(Problem details) Whenever a line below holds the word "data", copy that line.

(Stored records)
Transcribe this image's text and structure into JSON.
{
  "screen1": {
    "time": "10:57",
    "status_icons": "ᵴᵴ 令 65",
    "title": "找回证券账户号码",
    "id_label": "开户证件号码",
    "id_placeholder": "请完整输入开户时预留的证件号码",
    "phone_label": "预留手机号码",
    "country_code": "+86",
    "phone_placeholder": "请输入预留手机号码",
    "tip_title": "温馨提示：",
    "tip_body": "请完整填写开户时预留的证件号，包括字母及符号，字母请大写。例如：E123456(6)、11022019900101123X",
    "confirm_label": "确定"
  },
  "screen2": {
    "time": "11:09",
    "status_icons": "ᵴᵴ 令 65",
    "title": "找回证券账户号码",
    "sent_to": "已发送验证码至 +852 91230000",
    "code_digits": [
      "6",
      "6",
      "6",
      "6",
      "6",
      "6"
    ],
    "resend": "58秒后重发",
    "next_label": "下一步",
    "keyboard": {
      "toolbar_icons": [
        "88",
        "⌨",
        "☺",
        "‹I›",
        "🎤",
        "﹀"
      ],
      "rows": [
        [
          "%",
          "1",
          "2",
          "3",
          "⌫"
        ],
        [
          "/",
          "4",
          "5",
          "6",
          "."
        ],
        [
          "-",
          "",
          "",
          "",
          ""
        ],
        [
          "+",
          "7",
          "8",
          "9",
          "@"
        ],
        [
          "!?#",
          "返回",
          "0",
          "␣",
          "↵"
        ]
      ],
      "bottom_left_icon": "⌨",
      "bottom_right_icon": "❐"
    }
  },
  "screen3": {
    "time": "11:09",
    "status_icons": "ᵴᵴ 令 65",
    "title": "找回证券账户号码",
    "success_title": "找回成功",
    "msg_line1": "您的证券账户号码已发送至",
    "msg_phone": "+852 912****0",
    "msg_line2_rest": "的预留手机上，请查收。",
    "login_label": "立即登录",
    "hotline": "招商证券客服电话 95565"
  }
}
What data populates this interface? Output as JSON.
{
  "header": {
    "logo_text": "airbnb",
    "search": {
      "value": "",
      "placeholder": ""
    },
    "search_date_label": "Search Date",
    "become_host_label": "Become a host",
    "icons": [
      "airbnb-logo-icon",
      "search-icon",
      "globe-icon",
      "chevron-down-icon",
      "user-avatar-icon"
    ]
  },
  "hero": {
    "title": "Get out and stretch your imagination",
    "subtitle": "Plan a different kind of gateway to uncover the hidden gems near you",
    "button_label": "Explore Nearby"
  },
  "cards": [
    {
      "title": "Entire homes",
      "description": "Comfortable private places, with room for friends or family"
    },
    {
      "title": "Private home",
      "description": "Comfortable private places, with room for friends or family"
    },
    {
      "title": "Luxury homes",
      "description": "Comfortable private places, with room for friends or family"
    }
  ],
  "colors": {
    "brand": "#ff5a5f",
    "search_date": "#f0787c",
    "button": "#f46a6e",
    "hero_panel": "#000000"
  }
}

---

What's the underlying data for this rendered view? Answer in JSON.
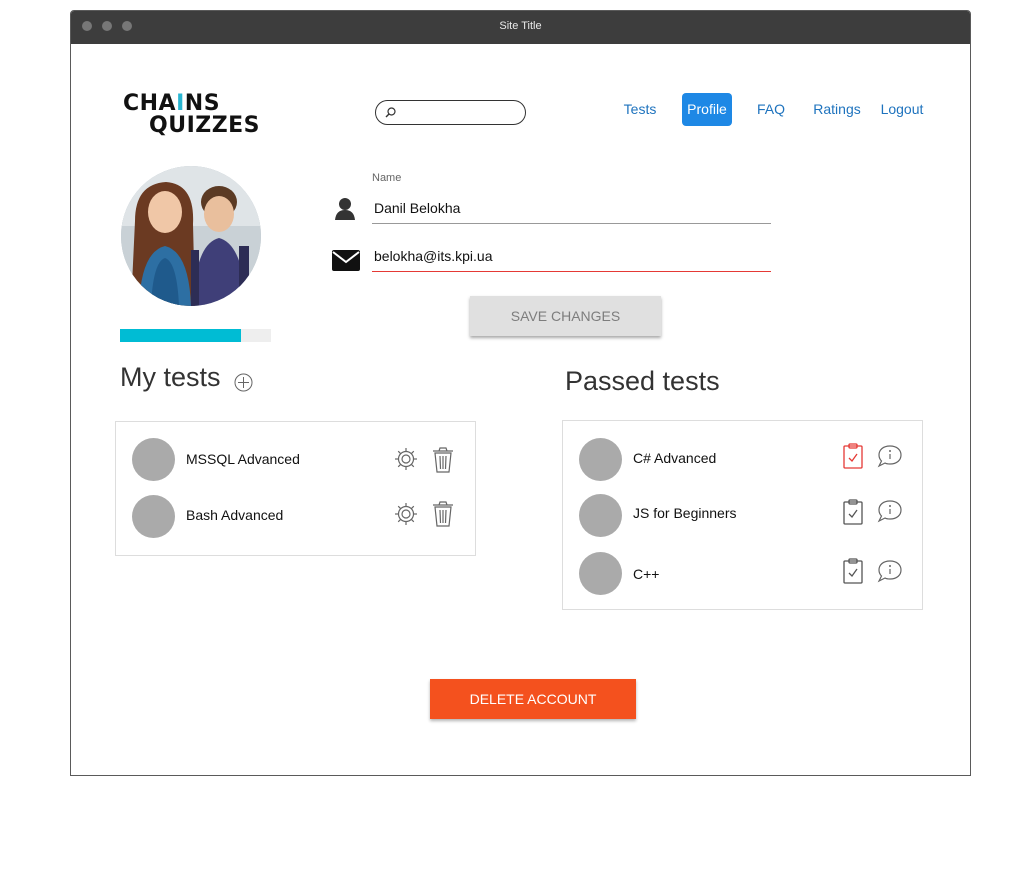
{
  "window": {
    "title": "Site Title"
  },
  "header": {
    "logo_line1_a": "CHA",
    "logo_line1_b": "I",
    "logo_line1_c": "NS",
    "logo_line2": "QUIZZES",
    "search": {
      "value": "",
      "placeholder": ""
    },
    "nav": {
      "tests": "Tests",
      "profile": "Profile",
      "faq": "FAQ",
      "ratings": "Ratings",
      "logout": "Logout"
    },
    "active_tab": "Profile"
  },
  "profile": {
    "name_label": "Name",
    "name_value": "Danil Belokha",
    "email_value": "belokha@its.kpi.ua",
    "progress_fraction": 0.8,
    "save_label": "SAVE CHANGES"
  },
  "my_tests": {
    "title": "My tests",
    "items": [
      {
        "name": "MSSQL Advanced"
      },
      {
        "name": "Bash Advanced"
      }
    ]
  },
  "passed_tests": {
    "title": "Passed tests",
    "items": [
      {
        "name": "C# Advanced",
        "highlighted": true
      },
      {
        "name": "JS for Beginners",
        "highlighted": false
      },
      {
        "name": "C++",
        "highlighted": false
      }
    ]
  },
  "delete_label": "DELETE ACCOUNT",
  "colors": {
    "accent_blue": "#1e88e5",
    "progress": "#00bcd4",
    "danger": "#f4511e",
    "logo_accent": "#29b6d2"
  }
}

(Task solution)
What data populates this interface? Output as JSON.
What's the underlying data for this rendered view? Answer in JSON.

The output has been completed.